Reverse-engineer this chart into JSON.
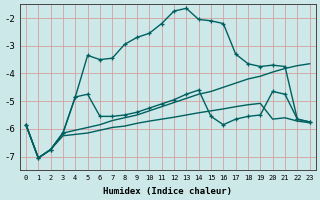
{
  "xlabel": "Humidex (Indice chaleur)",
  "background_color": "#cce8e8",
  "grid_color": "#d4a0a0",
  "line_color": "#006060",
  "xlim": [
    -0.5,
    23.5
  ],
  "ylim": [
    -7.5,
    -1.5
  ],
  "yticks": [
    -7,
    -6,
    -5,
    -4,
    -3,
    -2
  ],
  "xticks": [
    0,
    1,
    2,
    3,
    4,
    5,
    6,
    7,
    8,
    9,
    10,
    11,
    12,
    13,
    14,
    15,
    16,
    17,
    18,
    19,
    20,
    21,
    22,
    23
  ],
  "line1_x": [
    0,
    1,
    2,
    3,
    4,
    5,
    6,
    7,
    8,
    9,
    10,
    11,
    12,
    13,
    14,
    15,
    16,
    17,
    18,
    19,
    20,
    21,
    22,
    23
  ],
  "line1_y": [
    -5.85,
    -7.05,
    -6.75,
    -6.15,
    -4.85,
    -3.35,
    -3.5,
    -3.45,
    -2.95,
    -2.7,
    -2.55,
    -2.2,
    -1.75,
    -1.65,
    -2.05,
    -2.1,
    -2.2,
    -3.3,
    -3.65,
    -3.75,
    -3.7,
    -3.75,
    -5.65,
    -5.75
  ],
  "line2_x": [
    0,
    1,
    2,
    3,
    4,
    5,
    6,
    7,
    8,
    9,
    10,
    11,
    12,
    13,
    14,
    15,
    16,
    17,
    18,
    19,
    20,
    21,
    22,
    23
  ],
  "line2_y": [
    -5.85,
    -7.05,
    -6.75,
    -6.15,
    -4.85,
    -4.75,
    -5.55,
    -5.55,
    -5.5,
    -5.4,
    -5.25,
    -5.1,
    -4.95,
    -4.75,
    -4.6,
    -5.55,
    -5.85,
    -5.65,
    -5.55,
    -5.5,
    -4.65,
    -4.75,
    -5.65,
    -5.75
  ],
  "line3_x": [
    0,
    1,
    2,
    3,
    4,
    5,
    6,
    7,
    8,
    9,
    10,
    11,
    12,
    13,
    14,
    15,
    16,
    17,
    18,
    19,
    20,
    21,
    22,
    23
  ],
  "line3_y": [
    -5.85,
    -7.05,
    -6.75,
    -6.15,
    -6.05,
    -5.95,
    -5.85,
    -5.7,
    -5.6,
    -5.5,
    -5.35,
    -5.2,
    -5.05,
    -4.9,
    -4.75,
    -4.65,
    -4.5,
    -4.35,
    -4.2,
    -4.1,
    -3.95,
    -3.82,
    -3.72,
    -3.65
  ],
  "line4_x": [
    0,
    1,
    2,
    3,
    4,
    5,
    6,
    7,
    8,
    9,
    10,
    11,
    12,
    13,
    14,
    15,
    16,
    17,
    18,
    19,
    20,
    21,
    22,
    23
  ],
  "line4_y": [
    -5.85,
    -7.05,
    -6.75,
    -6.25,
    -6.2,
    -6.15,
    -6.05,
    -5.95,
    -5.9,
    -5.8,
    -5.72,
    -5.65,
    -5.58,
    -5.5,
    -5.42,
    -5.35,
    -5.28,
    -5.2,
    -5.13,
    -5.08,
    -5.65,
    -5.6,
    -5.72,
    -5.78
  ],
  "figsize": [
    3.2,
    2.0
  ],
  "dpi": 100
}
_____
- Exercise goal
Every record above must be given again exactly; drop the pictures.

- Reply to the exercise
Reverse-engineer this chart into JSON.
{
  "xlabel": "Humidex (Indice chaleur)",
  "background_color": "#cce8e8",
  "grid_color": "#d4a0a0",
  "line_color": "#006060",
  "xlim": [
    -0.5,
    23.5
  ],
  "ylim": [
    -7.5,
    -1.5
  ],
  "yticks": [
    -7,
    -6,
    -5,
    -4,
    -3,
    -2
  ],
  "xticks": [
    0,
    1,
    2,
    3,
    4,
    5,
    6,
    7,
    8,
    9,
    10,
    11,
    12,
    13,
    14,
    15,
    16,
    17,
    18,
    19,
    20,
    21,
    22,
    23
  ],
  "line1_x": [
    0,
    1,
    2,
    3,
    4,
    5,
    6,
    7,
    8,
    9,
    10,
    11,
    12,
    13,
    14,
    15,
    16,
    17,
    18,
    19,
    20,
    21,
    22,
    23
  ],
  "line1_y": [
    -5.85,
    -7.05,
    -6.75,
    -6.15,
    -4.85,
    -3.35,
    -3.5,
    -3.45,
    -2.95,
    -2.7,
    -2.55,
    -2.2,
    -1.75,
    -1.65,
    -2.05,
    -2.1,
    -2.2,
    -3.3,
    -3.65,
    -3.75,
    -3.7,
    -3.75,
    -5.65,
    -5.75
  ],
  "line2_x": [
    0,
    1,
    2,
    3,
    4,
    5,
    6,
    7,
    8,
    9,
    10,
    11,
    12,
    13,
    14,
    15,
    16,
    17,
    18,
    19,
    20,
    21,
    22,
    23
  ],
  "line2_y": [
    -5.85,
    -7.05,
    -6.75,
    -6.15,
    -4.85,
    -4.75,
    -5.55,
    -5.55,
    -5.5,
    -5.4,
    -5.25,
    -5.1,
    -4.95,
    -4.75,
    -4.6,
    -5.55,
    -5.85,
    -5.65,
    -5.55,
    -5.5,
    -4.65,
    -4.75,
    -5.65,
    -5.75
  ],
  "line3_x": [
    0,
    1,
    2,
    3,
    4,
    5,
    6,
    7,
    8,
    9,
    10,
    11,
    12,
    13,
    14,
    15,
    16,
    17,
    18,
    19,
    20,
    21,
    22,
    23
  ],
  "line3_y": [
    -5.85,
    -7.05,
    -6.75,
    -6.15,
    -6.05,
    -5.95,
    -5.85,
    -5.7,
    -5.6,
    -5.5,
    -5.35,
    -5.2,
    -5.05,
    -4.9,
    -4.75,
    -4.65,
    -4.5,
    -4.35,
    -4.2,
    -4.1,
    -3.95,
    -3.82,
    -3.72,
    -3.65
  ],
  "line4_x": [
    0,
    1,
    2,
    3,
    4,
    5,
    6,
    7,
    8,
    9,
    10,
    11,
    12,
    13,
    14,
    15,
    16,
    17,
    18,
    19,
    20,
    21,
    22,
    23
  ],
  "line4_y": [
    -5.85,
    -7.05,
    -6.75,
    -6.25,
    -6.2,
    -6.15,
    -6.05,
    -5.95,
    -5.9,
    -5.8,
    -5.72,
    -5.65,
    -5.58,
    -5.5,
    -5.42,
    -5.35,
    -5.28,
    -5.2,
    -5.13,
    -5.08,
    -5.65,
    -5.6,
    -5.72,
    -5.78
  ],
  "figsize": [
    3.2,
    2.0
  ],
  "dpi": 100
}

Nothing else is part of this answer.